Objective
Reproduce every one of the entries below character for character.

(Rows from a dataset)
┄┄┄┄┄┄┄┄┄┄

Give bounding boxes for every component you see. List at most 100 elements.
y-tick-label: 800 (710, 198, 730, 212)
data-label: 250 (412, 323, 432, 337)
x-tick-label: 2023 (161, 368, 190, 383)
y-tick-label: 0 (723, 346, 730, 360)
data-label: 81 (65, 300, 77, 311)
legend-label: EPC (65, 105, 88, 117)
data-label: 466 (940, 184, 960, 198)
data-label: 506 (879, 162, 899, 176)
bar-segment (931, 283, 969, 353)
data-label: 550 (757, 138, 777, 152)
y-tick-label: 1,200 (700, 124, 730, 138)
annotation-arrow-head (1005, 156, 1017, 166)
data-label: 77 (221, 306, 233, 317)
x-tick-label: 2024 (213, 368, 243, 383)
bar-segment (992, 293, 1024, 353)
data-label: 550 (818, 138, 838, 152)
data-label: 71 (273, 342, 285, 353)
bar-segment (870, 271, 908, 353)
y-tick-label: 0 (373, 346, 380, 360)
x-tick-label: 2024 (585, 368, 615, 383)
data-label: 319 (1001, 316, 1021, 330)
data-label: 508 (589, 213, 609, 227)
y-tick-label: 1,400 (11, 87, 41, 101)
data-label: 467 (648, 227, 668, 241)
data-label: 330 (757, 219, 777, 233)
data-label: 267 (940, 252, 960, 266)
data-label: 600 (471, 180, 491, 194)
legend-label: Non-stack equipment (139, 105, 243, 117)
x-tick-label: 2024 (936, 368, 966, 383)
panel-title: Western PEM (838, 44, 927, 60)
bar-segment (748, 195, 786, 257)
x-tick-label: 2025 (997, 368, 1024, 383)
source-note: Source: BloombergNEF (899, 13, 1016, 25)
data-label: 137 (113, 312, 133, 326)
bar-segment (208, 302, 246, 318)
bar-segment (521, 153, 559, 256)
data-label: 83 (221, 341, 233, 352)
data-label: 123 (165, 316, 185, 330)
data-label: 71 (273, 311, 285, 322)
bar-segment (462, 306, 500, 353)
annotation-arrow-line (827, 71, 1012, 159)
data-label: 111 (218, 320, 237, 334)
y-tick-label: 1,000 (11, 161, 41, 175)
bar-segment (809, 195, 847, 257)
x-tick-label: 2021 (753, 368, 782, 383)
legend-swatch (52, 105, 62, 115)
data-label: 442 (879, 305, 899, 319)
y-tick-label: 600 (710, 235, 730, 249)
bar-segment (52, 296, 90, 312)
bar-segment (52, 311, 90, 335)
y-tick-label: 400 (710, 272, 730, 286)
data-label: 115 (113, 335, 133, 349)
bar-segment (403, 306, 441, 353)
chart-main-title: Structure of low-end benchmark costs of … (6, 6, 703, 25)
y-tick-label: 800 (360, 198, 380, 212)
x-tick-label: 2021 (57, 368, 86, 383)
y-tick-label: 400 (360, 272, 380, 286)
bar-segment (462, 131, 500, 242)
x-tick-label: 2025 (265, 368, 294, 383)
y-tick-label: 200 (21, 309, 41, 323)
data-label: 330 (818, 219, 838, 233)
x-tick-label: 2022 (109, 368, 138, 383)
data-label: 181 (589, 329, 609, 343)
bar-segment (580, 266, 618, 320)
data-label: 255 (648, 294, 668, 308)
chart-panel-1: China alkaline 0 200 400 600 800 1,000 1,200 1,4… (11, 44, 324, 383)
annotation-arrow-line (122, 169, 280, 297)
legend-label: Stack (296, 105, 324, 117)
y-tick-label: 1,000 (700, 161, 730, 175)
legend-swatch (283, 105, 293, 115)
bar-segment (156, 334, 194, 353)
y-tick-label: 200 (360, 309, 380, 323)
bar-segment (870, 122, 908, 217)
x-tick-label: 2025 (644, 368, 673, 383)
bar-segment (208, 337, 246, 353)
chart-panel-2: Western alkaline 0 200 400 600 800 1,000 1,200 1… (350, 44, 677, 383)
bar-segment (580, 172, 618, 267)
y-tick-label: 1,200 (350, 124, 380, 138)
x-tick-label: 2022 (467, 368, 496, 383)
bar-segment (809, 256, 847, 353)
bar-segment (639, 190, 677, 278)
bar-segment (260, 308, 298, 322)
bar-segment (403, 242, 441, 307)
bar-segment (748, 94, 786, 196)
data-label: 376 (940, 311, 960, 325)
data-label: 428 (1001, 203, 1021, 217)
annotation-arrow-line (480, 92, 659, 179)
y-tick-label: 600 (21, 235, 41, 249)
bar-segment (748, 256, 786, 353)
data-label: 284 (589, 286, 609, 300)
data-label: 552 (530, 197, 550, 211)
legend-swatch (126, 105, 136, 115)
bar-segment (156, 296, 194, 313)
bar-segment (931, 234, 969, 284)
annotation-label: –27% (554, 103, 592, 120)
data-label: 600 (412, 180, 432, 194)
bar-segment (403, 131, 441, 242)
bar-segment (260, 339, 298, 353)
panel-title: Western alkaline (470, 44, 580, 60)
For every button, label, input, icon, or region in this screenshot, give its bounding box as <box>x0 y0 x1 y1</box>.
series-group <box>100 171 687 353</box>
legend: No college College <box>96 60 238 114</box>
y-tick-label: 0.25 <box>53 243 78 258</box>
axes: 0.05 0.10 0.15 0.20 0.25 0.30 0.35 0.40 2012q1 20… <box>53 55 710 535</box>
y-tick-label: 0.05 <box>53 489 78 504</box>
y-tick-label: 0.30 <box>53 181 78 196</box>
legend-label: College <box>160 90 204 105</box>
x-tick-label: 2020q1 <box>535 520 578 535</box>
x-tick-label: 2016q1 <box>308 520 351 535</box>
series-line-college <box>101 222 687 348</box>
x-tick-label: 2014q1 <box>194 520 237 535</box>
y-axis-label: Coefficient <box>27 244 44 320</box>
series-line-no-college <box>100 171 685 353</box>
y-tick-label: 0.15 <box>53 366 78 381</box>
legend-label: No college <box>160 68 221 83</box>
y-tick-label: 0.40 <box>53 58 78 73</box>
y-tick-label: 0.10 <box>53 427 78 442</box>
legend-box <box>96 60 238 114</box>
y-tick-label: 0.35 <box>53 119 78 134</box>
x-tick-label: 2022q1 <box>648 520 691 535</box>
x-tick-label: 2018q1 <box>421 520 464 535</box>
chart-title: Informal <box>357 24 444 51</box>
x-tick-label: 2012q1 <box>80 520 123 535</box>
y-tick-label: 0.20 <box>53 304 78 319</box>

┄┄┄┄┄┄┄┄┄┄

Result of the exercise
Give bounding boxes for every component you see. List at most 100 elements.
y-tick-label: 800 (710, 198, 730, 212)
data-label: 250 (412, 323, 432, 337)
x-tick-label: 2023 (161, 368, 190, 383)
y-tick-label: 0 (723, 346, 730, 360)
data-label: 81 (65, 300, 77, 311)
legend-label: EPC (65, 105, 88, 117)
data-label: 466 (940, 184, 960, 198)
data-label: 506 (879, 162, 899, 176)
bar-segment (931, 283, 969, 353)
data-label: 550 (757, 138, 777, 152)
y-tick-label: 1,200 (700, 124, 730, 138)
annotation-arrow-head (1005, 156, 1017, 166)
data-label: 77 (221, 306, 233, 317)
x-tick-label: 2024 (213, 368, 243, 383)
bar-segment (992, 293, 1024, 353)
data-label: 550 (818, 138, 838, 152)
data-label: 71 (273, 342, 285, 353)
bar-segment (870, 271, 908, 353)
y-tick-label: 0 (373, 346, 380, 360)
x-tick-label: 2024 (585, 368, 615, 383)
data-label: 319 (1001, 316, 1021, 330)
data-label: 508 (589, 213, 609, 227)
y-tick-label: 1,400 (11, 87, 41, 101)
data-label: 467 (648, 227, 668, 241)
data-label: 330 (757, 219, 777, 233)
data-label: 267 (940, 252, 960, 266)
data-label: 600 (471, 180, 491, 194)
legend-label: Non-stack equipment (139, 105, 243, 117)
x-tick-label: 2024 (936, 368, 966, 383)
panel-title: Western PEM (838, 44, 927, 60)
bar-segment (748, 195, 786, 257)
x-tick-label: 2025 (997, 368, 1024, 383)
source-note: Source: BloombergNEF (899, 13, 1016, 25)
data-label: 137 (113, 312, 133, 326)
bar-segment (208, 302, 246, 318)
bar-segment (521, 153, 559, 256)
data-label: 83 (221, 341, 233, 352)
data-label: 123 (165, 316, 185, 330)
data-label: 71 (273, 311, 285, 322)
bar-segment (462, 306, 500, 353)
annotation-arrow-line (827, 71, 1012, 159)
data-label: 111 (218, 320, 237, 334)
y-tick-label: 1,000 (11, 161, 41, 175)
bar-segment (809, 195, 847, 257)
x-tick-label: 2021 (753, 368, 782, 383)
legend-swatch (52, 105, 62, 115)
data-label: 442 (879, 305, 899, 319)
y-tick-label: 600 (710, 235, 730, 249)
bar-segment (52, 296, 90, 312)
bar-segment (52, 311, 90, 335)
y-tick-label: 400 (710, 272, 730, 286)
data-label: 115 (113, 335, 133, 349)
bar-segment (403, 306, 441, 353)
chart-main-title: Structure of low-end benchmark costs of … (6, 6, 703, 25)
y-tick-label: 800 (360, 198, 380, 212)
x-tick-label: 2021 (57, 368, 86, 383)
y-tick-label: 400 (360, 272, 380, 286)
bar-segment (462, 131, 500, 242)
x-tick-label: 2025 (265, 368, 294, 383)
y-tick-label: 200 (21, 309, 41, 323)
data-label: 330 (818, 219, 838, 233)
x-tick-label: 2022 (109, 368, 138, 383)
data-label: 181 (589, 329, 609, 343)
bar-segment (580, 266, 618, 320)
data-label: 255 (648, 294, 668, 308)
chart-panel-1: China alkaline 0 200 400 600 800 1,000 1,200 1,4… (11, 44, 324, 383)
annotation-arrow-line (122, 169, 280, 297)
legend-label: Stack (296, 105, 324, 117)
y-tick-label: 1,000 (700, 161, 730, 175)
legend-swatch (283, 105, 293, 115)
bar-segment (156, 334, 194, 353)
y-tick-label: 200 (360, 309, 380, 323)
bar-segment (870, 122, 908, 217)
x-tick-label: 2025 (644, 368, 673, 383)
bar-segment (208, 337, 246, 353)
chart-panel-2: Western alkaline 0 200 400 600 800 1,000 1,200 1… (350, 44, 677, 383)
bar-segment (580, 172, 618, 267)
y-tick-label: 1,200 (350, 124, 380, 138)
x-tick-label: 2022 (467, 368, 496, 383)
bar-segment (809, 256, 847, 353)
bar-segment (639, 190, 677, 278)
bar-segment (260, 308, 298, 322)
bar-segment (403, 242, 441, 307)
bar-segment (748, 94, 786, 196)
data-label: 376 (940, 311, 960, 325)
data-label: 428 (1001, 203, 1021, 217)
annotation-arrow-line (480, 92, 659, 179)
y-tick-label: 600 (21, 235, 41, 249)
bar-segment (748, 256, 786, 353)
data-label: 284 (589, 286, 609, 300)
data-label: 552 (530, 197, 550, 211)
legend-swatch (126, 105, 136, 115)
bar-segment (156, 296, 194, 313)
bar-segment (931, 234, 969, 284)
annotation-label: –27% (554, 103, 592, 120)
data-label: 600 (412, 180, 432, 194)
bar-segment (403, 131, 441, 242)
bar-segment (260, 339, 298, 353)
panel-title: Western alkaline (470, 44, 580, 60)
For every button, label, input, icon, or region in this screenshot, give its bounding box as <box>x0 y0 x1 y1</box>.
series-group <box>100 171 687 353</box>
legend: No college College <box>96 60 238 114</box>
y-tick-label: 0.25 <box>53 243 78 258</box>
axes: 0.05 0.10 0.15 0.20 0.25 0.30 0.35 0.40 2012q1 20… <box>53 55 710 535</box>
y-tick-label: 0.05 <box>53 489 78 504</box>
y-tick-label: 0.30 <box>53 181 78 196</box>
legend-label: College <box>160 90 204 105</box>
x-tick-label: 2020q1 <box>535 520 578 535</box>
x-tick-label: 2016q1 <box>308 520 351 535</box>
series-line-college <box>101 222 687 348</box>
x-tick-label: 2014q1 <box>194 520 237 535</box>
y-axis-label: Coefficient <box>27 244 44 320</box>
series-line-no-college <box>100 171 685 353</box>
y-tick-label: 0.15 <box>53 366 78 381</box>
legend-label: No college <box>160 68 221 83</box>
y-tick-label: 0.40 <box>53 58 78 73</box>
y-tick-label: 0.10 <box>53 427 78 442</box>
legend-box <box>96 60 238 114</box>
y-tick-label: 0.35 <box>53 119 78 134</box>
x-tick-label: 2022q1 <box>648 520 691 535</box>
x-tick-label: 2018q1 <box>421 520 464 535</box>
chart-title: Informal <box>357 24 444 51</box>
x-tick-label: 2012q1 <box>80 520 123 535</box>
y-tick-label: 0.20 <box>53 304 78 319</box>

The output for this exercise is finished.